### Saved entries

::::::::::

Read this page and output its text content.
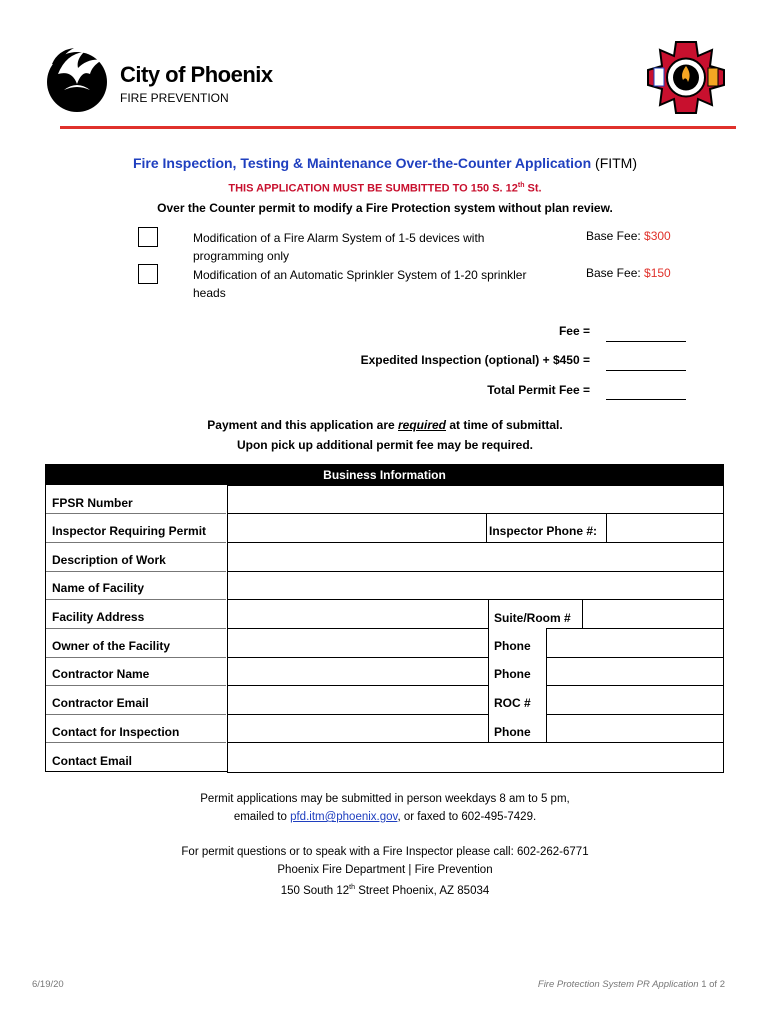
City of Phoenix
FIRE PREVENTION
Fire Inspection, Testing & Maintenance Over-the-Counter Application (FITM)
THIS APPLICATION MUST BE SUMBITTED TO 150 S. 12th St.
Over the Counter permit to modify a Fire Protection system without plan review.
Modification of a Fire Alarm System of 1-5 devices with programming only
Base Fee: $300
Modification of an Automatic Sprinkler System of 1-20 sprinkler heads
Base Fee: $150
Fee =
Expedited Inspection (optional) + $450 =
Total Permit Fee =
Payment and this application are required at time of submittal.
Upon pick up additional permit fee may be required.
Business Information
FPSR Number
Inspector Requiring Permit	Inspector Phone #:
Description of Work
Name of Facility
Facility Address	Suite/Room #
Owner of the Facility	Phone
Contractor Name	Phone
Contractor Email	ROC #
Contact for Inspection	Phone
Contact Email
Permit applications may be submitted in person weekdays 8 am to 5 pm,
emailed to pfd.itm@phoenix.gov, or faxed to 602-495-7429.
For permit questions or to speak with a Fire Inspector please call: 602-262-6771
Phoenix Fire Department | Fire Prevention
150 South 12th Street Phoenix, AZ 85034
6/19/20	Fire Protection System PR Application 1 of 2
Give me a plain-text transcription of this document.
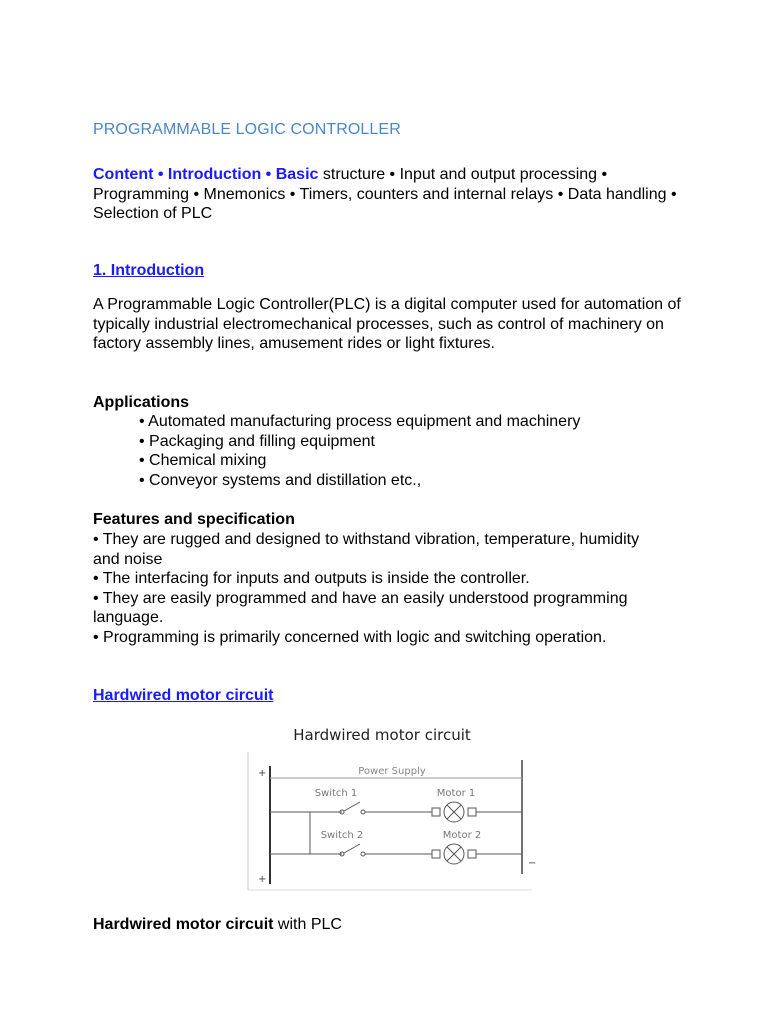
PROGRAMMABLE LOGIC CONTROLLER
Content • Introduction • Basic structure • Input and output processing • Programming • Mnemonics • Timers, counters and internal relays • Data handling • Selection of PLC
1. Introduction
A Programmable Logic Controller(PLC) is a digital computer used for automation of typically industrial electromechanical processes, such as control of machinery on factory assembly lines, amusement rides or light fixtures.
Applications
• Automated manufacturing process equipment and machinery
• Packaging and filling equipment
• Chemical mixing
• Conveyor systems and distillation etc.,
Features and specification
• They are rugged and designed to withstand vibration, temperature, humidity and noise
• The interfacing for inputs and outputs is inside the controller.
• They are easily programmed and have an easily understood programming language.
• Programming is primarily concerned with logic and switching operation.
Hardwired motor circuit
Hardwired motor circuit
Power Supply
+
+
−
Switch 1	Motor 1
Switch 2	Motor 2
Hardwired motor circuit with PLC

::::::::::

### What is required
Using the records above, copy each line that contains "equipment".

### Exercise solution
• Automated manufacturing process equipment and machinery
• Packaging and filling equipment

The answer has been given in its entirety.